— TAKEN EN OPDRACHTEN —
1. Welke nieuwe bedragen komen er volgens de regeling per lid in Artikel 13 te staan?
2. Schrijf uit de regeling letterlijk over vanaf "b. In onderdeel b wordt ‘€ 1.749’" tot en met "door ‘€ 2.234’.".

— AANGELEVERDE TEKST —
*****
2. In onderdeel b wordt ‘€ 6.482’ vervangen door ‘€ 7.129’.
B
Artikel 11 wordt als volgt gewijzigd:
1. Het eerste lid wordt als volgt gewijzigd:
a. In onderdeel a wordt ‘€ 1.749’ vervangen door ‘€ 1.889’, wordt ‘5,50%’ vervangen door ‘5,43%’, wordt ‘€ 2.670,21’ vervangen door ‘€ 2.878,39’ en wordt ‘€ 5.032,83’ vervangen door ‘€ 5.524,71’.
b. In onderdeel b wordt ‘€ 1.749’ vervangen door ‘€ 1.889’, wordt ‘5,50%’ vervangen door ‘5,43%’ en wordt ‘€ 5.032,83’ vervangen door ‘€ 5.524,71’.
c. In onderdeel c wordt ‘€ 1.749’ vervangen door ‘€ 1.889’, wordt ‘5,50%’ vervangen door ‘5,43%’, wordt ‘€ 2.380,99’ vervangen door ‘€ 2.564,26’ en wordt ‘€ 5.032,83’ vervangen door ‘€ 5.524,71’.
2. Het tweede lid wordt als volgt gewijzigd:
a. In onderdeel a wordt ‘€ 1.336’ vervangen door ‘€ 1.422’, wordt ‘€ 22.356’ telkens vervangen door ‘€ 25.070’ en wordt ‘13,61%’ vervangen door ‘13,64%’.
b. In onderdeel b wordt ‘€ 2.553’ vervangen door ‘€ 2.715’, wordt ‘€ 22.356’ telkens vervangen door ‘€ 25.070’ en wordt ‘13,61%’ vervangen door ‘13,64%’.
C
Artikel 12 wordt als volgt gewijzigd:
1. In onderdeel a wordt ‘€ 2.183’ vervangen door ‘€ 2.234’.
2. In onderdeel b wordt ‘€ 1.220’ vervangen door ‘€ 1.249’.
D
Artikel 13 wordt als volgt gewijzigd:
1. In het eerste lid wordt ‘€ 10.028’ vervangen door ‘€ 10.932’.
2. In het tweede lid wordt ‘€ 11.766’ vervangen door ‘€ 12.830’.
3. In het derde lid wordt ‘€ 7.555’ vervangen door ‘€ 8.660’.
4. In het vierde lid wordt ‘€ 15.281’ vervangen door ‘€ 17.438’.
Deze regeling zal met de toelichting in de Staatscourant worden geplaatst.
De Staatssecretaris van Volksgezondheid, Welzijn en Sport, V. Maeijer
Met deze regeling zijn de bedragen voor 2025 vastgesteld die relevant zijn voor de berekening op basis van de t-2 systematiek van de eigen bijdragen voor zorg op grond van de Wet langdurige zorg (hierna: Wlz) en voor beschermd wonen op grond van de Wet maatschappelijke ondersteuning 2015 (hierna: Wmo 2015). Daarnaast is de hoogte van het zogenoemde abonnementstarief als bedoeld in de Wmo 2015 herzien.
*****
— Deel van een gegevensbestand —
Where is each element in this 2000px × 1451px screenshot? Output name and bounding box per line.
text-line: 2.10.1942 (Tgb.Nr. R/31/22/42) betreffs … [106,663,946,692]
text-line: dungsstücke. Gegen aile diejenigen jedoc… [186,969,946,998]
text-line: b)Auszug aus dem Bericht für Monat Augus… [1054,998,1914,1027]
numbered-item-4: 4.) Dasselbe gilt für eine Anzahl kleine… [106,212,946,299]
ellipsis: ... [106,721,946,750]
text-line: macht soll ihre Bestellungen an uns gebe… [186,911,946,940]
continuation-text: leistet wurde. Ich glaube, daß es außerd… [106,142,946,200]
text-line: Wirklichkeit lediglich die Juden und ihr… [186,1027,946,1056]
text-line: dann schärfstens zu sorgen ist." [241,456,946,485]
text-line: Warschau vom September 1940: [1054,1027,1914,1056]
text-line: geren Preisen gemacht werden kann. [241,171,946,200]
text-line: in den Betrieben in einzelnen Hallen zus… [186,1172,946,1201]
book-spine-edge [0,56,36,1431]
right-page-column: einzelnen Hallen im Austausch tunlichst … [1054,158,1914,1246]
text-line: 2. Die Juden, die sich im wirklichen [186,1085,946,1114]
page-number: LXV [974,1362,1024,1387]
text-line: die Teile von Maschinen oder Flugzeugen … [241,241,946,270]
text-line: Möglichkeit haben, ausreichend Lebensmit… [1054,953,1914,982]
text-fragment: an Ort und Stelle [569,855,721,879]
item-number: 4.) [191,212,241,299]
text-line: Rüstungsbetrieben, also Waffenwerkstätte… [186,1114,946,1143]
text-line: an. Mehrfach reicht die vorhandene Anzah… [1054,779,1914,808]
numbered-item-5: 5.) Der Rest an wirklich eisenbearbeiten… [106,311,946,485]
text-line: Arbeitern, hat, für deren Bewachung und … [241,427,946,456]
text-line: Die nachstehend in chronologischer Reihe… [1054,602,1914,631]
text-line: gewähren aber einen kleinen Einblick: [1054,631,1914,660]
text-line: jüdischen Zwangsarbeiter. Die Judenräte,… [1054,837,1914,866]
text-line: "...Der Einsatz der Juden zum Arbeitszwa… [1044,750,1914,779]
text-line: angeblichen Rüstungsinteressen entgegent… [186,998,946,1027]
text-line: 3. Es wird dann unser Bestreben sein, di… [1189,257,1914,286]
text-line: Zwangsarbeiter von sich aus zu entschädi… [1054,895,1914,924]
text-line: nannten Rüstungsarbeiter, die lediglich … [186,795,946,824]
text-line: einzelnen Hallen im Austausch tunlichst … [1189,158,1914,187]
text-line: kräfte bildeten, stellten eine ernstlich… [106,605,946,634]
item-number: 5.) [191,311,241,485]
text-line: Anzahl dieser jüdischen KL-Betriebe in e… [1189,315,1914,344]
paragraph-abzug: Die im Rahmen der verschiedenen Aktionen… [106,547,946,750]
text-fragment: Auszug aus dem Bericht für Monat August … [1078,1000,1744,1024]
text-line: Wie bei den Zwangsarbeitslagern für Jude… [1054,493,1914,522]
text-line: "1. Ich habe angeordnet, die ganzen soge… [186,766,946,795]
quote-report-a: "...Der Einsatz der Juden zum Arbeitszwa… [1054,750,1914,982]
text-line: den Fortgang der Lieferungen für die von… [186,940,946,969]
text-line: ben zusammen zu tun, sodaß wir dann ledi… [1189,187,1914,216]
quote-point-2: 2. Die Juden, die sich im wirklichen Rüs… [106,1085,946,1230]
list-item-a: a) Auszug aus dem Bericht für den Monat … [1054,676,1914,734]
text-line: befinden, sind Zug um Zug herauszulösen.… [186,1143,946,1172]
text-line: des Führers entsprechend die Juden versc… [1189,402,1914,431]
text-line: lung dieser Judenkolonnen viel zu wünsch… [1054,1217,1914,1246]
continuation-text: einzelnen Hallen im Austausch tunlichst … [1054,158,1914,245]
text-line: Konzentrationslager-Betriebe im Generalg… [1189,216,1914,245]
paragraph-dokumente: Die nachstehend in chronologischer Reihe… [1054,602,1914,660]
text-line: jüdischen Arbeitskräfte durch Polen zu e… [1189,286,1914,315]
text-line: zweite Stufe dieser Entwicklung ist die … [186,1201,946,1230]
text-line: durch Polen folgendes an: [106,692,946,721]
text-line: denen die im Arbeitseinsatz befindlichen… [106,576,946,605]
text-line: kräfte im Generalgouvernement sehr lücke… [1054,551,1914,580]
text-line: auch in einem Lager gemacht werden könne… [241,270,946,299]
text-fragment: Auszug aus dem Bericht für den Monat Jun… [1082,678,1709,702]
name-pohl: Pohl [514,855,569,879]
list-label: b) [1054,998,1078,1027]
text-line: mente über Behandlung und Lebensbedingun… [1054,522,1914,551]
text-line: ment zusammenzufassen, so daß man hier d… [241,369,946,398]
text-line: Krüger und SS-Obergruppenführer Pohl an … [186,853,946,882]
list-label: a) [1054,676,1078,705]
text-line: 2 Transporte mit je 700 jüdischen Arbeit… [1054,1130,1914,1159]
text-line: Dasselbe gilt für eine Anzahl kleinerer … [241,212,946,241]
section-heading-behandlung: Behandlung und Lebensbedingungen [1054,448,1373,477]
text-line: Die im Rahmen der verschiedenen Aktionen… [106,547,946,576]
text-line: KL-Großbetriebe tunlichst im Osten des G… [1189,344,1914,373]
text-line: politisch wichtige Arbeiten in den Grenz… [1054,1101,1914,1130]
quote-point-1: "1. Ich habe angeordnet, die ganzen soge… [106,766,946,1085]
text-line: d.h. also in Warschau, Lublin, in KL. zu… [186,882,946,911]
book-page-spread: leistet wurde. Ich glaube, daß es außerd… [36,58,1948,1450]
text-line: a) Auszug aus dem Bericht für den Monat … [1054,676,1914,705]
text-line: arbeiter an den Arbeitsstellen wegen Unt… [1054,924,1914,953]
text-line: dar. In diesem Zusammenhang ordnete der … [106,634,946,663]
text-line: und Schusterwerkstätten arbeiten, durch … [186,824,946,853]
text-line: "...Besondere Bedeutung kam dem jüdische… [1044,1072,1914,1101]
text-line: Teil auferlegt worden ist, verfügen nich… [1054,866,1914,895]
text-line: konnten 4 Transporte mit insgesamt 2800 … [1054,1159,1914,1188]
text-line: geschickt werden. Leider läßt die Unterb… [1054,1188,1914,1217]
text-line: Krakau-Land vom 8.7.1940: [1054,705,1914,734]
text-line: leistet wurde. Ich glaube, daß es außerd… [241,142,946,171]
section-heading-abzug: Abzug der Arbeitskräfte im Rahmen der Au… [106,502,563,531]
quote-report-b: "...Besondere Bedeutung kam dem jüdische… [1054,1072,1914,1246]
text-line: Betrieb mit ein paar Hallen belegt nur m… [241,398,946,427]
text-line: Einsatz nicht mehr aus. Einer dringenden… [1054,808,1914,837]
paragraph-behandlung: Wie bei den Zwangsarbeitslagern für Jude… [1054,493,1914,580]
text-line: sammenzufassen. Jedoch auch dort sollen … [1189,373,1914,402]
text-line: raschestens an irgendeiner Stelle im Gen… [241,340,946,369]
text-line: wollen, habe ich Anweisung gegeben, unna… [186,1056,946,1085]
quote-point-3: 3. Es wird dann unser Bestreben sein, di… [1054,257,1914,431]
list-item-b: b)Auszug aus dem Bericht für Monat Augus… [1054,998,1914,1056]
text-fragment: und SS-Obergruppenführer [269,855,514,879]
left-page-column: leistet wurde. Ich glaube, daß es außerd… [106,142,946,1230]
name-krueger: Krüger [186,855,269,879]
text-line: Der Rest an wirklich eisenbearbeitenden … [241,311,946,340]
*****
— DE ANTWOORDEN —
1.
Eerste lid: € 10.932
Tweede lid: € 12.830
Derde lid: € 8.660
Vierde lid: € 17.438

2.
b. In onderdeel b wordt ‘€ 1.749’ vervangen door ‘€ 1.889’, wordt ‘5,50%’ vervangen door ‘5,43%’ en wordt ‘€ 5.032,83’ vervangen door ‘€ 5.524,71’.
c. In onderdeel c wordt ‘€ 1.749’ vervangen door ‘€ 1.889’, wordt ‘5,50%’ vervangen door ‘5,43%’, wordt ‘€ 2.380,99’ vervangen door ‘€ 2.564,26’ en wordt ‘€ 5.032,83’ vervangen door ‘€ 5.524,71’.
2. Het tweede lid wordt als volgt gewijzigd:
a. In onderdeel a wordt ‘€ 1.336’ vervangen door ‘€ 1.422’, wordt ‘€ 22.356’ telkens vervangen door ‘€ 25.070’ en wordt ‘13,61%’ vervangen door ‘13,64%’.
b. In onderdeel b wordt ‘€ 2.553’ vervangen door ‘€ 2.715’, wordt ‘€ 22.356’ telkens vervangen door ‘€ 25.070’ en wordt ‘13,61%’ vervangen door ‘13,64%’.
C
Artikel 12 wordt als volgt gewijzigd:
1. In onderdeel a wordt ‘€ 2.183’ vervangen door ‘€ 2.234’.